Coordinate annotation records
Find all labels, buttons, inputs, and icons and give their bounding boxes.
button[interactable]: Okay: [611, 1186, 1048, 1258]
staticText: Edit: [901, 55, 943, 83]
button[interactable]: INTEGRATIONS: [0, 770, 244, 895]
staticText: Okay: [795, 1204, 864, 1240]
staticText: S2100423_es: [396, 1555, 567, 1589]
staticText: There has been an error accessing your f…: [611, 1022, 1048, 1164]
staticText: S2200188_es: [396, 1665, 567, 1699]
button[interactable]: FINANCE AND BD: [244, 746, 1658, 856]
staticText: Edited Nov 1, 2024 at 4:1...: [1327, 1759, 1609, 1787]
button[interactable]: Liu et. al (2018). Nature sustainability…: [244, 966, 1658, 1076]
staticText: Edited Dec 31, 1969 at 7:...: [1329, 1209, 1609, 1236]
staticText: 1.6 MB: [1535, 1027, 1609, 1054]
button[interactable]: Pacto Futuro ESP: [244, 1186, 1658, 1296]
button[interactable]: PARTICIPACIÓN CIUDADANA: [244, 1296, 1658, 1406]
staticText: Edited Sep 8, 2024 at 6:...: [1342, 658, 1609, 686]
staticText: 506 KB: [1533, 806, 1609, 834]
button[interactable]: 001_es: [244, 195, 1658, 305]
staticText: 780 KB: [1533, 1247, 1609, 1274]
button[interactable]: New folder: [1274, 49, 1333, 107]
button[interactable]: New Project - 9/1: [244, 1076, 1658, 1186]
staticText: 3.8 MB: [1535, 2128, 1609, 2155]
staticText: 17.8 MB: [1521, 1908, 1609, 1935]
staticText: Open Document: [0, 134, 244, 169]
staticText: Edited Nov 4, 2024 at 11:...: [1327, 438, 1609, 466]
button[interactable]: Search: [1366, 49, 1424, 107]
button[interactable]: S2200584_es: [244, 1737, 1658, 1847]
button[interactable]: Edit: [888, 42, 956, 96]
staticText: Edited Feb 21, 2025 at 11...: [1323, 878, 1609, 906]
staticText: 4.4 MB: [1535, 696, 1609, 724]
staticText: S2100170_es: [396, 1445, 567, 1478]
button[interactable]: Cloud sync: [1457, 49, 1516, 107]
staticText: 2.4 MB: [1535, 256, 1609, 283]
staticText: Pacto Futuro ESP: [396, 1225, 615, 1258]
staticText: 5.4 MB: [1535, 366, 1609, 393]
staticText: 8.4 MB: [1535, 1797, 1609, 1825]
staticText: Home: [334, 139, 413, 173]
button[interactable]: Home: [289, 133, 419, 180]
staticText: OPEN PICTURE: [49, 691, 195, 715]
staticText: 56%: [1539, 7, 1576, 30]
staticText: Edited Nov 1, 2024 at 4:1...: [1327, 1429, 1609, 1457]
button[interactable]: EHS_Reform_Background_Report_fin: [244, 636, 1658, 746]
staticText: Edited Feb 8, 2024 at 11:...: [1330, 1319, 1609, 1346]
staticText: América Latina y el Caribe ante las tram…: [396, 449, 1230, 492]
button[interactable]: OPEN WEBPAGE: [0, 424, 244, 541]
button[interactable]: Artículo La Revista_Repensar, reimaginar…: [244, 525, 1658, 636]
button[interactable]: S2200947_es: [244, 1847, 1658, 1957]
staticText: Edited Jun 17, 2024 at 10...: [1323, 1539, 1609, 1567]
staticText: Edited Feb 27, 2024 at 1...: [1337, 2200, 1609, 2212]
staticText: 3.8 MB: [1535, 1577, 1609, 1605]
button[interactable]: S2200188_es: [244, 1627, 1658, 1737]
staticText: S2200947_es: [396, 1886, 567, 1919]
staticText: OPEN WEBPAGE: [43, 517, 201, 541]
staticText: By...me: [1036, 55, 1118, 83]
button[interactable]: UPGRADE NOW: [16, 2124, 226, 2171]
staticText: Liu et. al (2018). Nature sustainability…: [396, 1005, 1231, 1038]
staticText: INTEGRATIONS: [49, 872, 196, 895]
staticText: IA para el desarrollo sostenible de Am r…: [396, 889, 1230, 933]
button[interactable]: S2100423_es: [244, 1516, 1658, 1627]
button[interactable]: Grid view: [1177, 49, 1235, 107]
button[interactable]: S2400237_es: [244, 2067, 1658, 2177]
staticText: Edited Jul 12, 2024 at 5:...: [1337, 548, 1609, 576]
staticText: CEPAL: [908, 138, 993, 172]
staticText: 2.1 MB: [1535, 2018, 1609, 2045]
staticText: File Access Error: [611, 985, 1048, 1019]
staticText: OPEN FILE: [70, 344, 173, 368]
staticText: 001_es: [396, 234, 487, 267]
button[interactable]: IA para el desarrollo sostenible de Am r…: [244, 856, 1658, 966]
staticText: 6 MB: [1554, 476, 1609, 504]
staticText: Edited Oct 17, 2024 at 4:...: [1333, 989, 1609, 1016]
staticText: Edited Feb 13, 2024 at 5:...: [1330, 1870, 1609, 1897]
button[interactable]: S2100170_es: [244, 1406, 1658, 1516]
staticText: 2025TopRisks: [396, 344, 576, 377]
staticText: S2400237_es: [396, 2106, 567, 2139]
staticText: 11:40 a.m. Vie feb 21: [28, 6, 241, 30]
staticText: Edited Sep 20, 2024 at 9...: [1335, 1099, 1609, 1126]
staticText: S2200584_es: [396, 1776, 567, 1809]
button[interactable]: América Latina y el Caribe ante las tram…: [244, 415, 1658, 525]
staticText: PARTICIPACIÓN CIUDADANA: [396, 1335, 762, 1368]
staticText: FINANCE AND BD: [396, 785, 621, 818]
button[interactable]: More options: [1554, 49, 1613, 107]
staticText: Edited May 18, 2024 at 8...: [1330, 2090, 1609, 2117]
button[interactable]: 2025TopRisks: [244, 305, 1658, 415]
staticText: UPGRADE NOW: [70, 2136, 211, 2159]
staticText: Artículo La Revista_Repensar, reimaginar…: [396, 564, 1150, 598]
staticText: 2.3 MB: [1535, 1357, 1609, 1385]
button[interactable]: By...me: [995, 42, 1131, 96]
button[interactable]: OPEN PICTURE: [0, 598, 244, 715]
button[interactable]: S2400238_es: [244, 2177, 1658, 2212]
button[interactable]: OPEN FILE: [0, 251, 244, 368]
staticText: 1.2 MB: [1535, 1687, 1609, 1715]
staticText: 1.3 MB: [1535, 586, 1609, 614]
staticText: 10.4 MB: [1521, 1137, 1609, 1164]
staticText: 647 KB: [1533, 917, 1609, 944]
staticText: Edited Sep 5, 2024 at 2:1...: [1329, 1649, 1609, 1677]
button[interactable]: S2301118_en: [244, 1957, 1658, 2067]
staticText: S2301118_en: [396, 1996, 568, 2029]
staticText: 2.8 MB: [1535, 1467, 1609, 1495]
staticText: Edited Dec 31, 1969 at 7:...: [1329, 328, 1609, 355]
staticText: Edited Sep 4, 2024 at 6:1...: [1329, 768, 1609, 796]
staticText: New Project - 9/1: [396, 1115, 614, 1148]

### GIVEN TASK
Repeat every line of each of the records above, keeping each one identical to the original.

### REPLY
Find all labels, buttons, inputs, and icons and give their bounding boxes.
button[interactable]: Okay: [611, 1186, 1048, 1258]
staticText: Edit: [901, 55, 943, 83]
button[interactable]: INTEGRATIONS: [0, 770, 244, 895]
staticText: Okay: [795, 1204, 864, 1240]
staticText: S2100423_es: [396, 1555, 567, 1589]
staticText: There has been an error accessing your f…: [611, 1022, 1048, 1164]
staticText: S2200188_es: [396, 1665, 567, 1699]
button[interactable]: FINANCE AND BD: [244, 746, 1658, 856]
staticText: Edited Nov 1, 2024 at 4:1...: [1327, 1759, 1609, 1787]
button[interactable]: Liu et. al (2018). Nature sustainability…: [244, 966, 1658, 1076]
staticText: Edited Dec 31, 1969 at 7:...: [1329, 1209, 1609, 1236]
staticText: 1.6 MB: [1535, 1027, 1609, 1054]
button[interactable]: Pacto Futuro ESP: [244, 1186, 1658, 1296]
button[interactable]: PARTICIPACIÓN CIUDADANA: [244, 1296, 1658, 1406]
staticText: Edited Sep 8, 2024 at 6:...: [1342, 658, 1609, 686]
staticText: 506 KB: [1533, 806, 1609, 834]
button[interactable]: 001_es: [244, 195, 1658, 305]
staticText: 780 KB: [1533, 1247, 1609, 1274]
button[interactable]: New folder: [1274, 49, 1333, 107]
button[interactable]: New Project - 9/1: [244, 1076, 1658, 1186]
staticText: 3.8 MB: [1535, 2128, 1609, 2155]
staticText: 17.8 MB: [1521, 1908, 1609, 1935]
staticText: Open Document: [0, 134, 244, 169]
staticText: Edited Nov 4, 2024 at 11:...: [1327, 438, 1609, 466]
button[interactable]: Search: [1366, 49, 1424, 107]
button[interactable]: S2200584_es: [244, 1737, 1658, 1847]
button[interactable]: Edit: [888, 42, 956, 96]
staticText: Edited Feb 21, 2025 at 11...: [1323, 878, 1609, 906]
staticText: 4.4 MB: [1535, 696, 1609, 724]
staticText: S2100170_es: [396, 1445, 567, 1478]
button[interactable]: Cloud sync: [1457, 49, 1516, 107]
staticText: 2.4 MB: [1535, 256, 1609, 283]
staticText: Pacto Futuro ESP: [396, 1225, 615, 1258]
staticText: 5.4 MB: [1535, 366, 1609, 393]
staticText: 8.4 MB: [1535, 1797, 1609, 1825]
staticText: Home: [334, 139, 413, 173]
button[interactable]: Home: [289, 133, 419, 180]
staticText: OPEN PICTURE: [49, 691, 195, 715]
staticText: 56%: [1539, 7, 1576, 30]
staticText: Edited Nov 1, 2024 at 4:1...: [1327, 1429, 1609, 1457]
button[interactable]: EHS_Reform_Background_Report_fin: [244, 636, 1658, 746]
staticText: Edited Feb 8, 2024 at 11:...: [1330, 1319, 1609, 1346]
staticText: América Latina y el Caribe ante las tram…: [396, 449, 1230, 492]
button[interactable]: OPEN WEBPAGE: [0, 424, 244, 541]
button[interactable]: Artículo La Revista_Repensar, reimaginar…: [244, 525, 1658, 636]
button[interactable]: S2200947_es: [244, 1847, 1658, 1957]
staticText: Edited Jun 17, 2024 at 10...: [1323, 1539, 1609, 1567]
staticText: Edited Feb 27, 2024 at 1...: [1337, 2200, 1609, 2212]
staticText: 3.8 MB: [1535, 1577, 1609, 1605]
button[interactable]: S2200188_es: [244, 1627, 1658, 1737]
staticText: S2200947_es: [396, 1886, 567, 1919]
staticText: OPEN WEBPAGE: [43, 517, 201, 541]
staticText: By...me: [1036, 55, 1118, 83]
button[interactable]: UPGRADE NOW: [16, 2124, 226, 2171]
staticText: Liu et. al (2018). Nature sustainability…: [396, 1005, 1231, 1038]
staticText: INTEGRATIONS: [49, 872, 196, 895]
staticText: IA para el desarrollo sostenible de Am r…: [396, 889, 1230, 933]
button[interactable]: S2100423_es: [244, 1516, 1658, 1627]
button[interactable]: Grid view: [1177, 49, 1235, 107]
button[interactable]: S2400237_es: [244, 2067, 1658, 2177]
staticText: Edited Jul 12, 2024 at 5:...: [1337, 548, 1609, 576]
staticText: CEPAL: [908, 138, 993, 172]
staticText: 2.1 MB: [1535, 2018, 1609, 2045]
staticText: File Access Error: [611, 985, 1048, 1019]
staticText: OPEN FILE: [70, 344, 173, 368]
staticText: 001_es: [396, 234, 487, 267]
button[interactable]: IA para el desarrollo sostenible de Am r…: [244, 856, 1658, 966]
staticText: 6 MB: [1554, 476, 1609, 504]
staticText: Edited Oct 17, 2024 at 4:...: [1333, 989, 1609, 1016]
staticText: Edited Feb 13, 2024 at 5:...: [1330, 1870, 1609, 1897]
button[interactable]: S2100170_es: [244, 1406, 1658, 1516]
staticText: 2025TopRisks: [396, 344, 576, 377]
staticText: S2400237_es: [396, 2106, 567, 2139]
staticText: 11:40 a.m. Vie feb 21: [28, 6, 241, 30]
staticText: Edited Sep 20, 2024 at 9...: [1335, 1099, 1609, 1126]
staticText: S2200584_es: [396, 1776, 567, 1809]
button[interactable]: América Latina y el Caribe ante las tram…: [244, 415, 1658, 525]
staticText: PARTICIPACIÓN CIUDADANA: [396, 1335, 762, 1368]
staticText: FINANCE AND BD: [396, 785, 621, 818]
button[interactable]: More options: [1554, 49, 1613, 107]
staticText: Edited May 18, 2024 at 8...: [1330, 2090, 1609, 2117]
button[interactable]: 2025TopRisks: [244, 305, 1658, 415]
staticText: UPGRADE NOW: [70, 2136, 211, 2159]
staticText: Artículo La Revista_Repensar, reimaginar…: [396, 564, 1150, 598]
staticText: 2.3 MB: [1535, 1357, 1609, 1385]
button[interactable]: By...me: [995, 42, 1131, 96]
button[interactable]: OPEN PICTURE: [0, 598, 244, 715]
button[interactable]: S2400238_es: [244, 2177, 1658, 2212]
button[interactable]: OPEN FILE: [0, 251, 244, 368]
staticText: 1.2 MB: [1535, 1687, 1609, 1715]
staticText: 1.3 MB: [1535, 586, 1609, 614]
staticText: 10.4 MB: [1521, 1137, 1609, 1164]
staticText: 647 KB: [1533, 917, 1609, 944]
staticText: Edited Sep 5, 2024 at 2:1...: [1329, 1649, 1609, 1677]
button[interactable]: S2301118_en: [244, 1957, 1658, 2067]
staticText: S2301118_en: [396, 1996, 568, 2029]
staticText: 2.8 MB: [1535, 1467, 1609, 1495]
staticText: Edited Dec 31, 1969 at 7:...: [1329, 328, 1609, 355]
staticText: Edited Sep 4, 2024 at 6:1...: [1329, 768, 1609, 796]
staticText: New Project - 9/1: [396, 1115, 614, 1148]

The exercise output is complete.